■ **Task goal**:
Pull out every line below that contains the word "intermediate".

-- Begin --

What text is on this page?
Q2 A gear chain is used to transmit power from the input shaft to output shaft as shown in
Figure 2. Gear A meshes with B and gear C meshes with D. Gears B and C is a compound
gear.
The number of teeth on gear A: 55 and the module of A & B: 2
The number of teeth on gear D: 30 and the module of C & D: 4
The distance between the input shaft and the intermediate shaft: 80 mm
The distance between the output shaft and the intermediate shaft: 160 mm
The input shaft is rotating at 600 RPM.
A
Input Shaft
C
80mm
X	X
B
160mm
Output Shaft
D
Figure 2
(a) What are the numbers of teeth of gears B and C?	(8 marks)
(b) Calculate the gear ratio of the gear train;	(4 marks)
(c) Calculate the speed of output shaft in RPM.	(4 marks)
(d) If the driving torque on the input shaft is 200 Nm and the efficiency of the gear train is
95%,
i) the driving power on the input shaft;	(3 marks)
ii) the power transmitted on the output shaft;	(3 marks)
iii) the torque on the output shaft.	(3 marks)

-- End --

■ **Answer in full**:
The distance between the input shaft and the intermediate shaft: 80 mm
The distance between the output shaft and the intermediate shaft: 160 mm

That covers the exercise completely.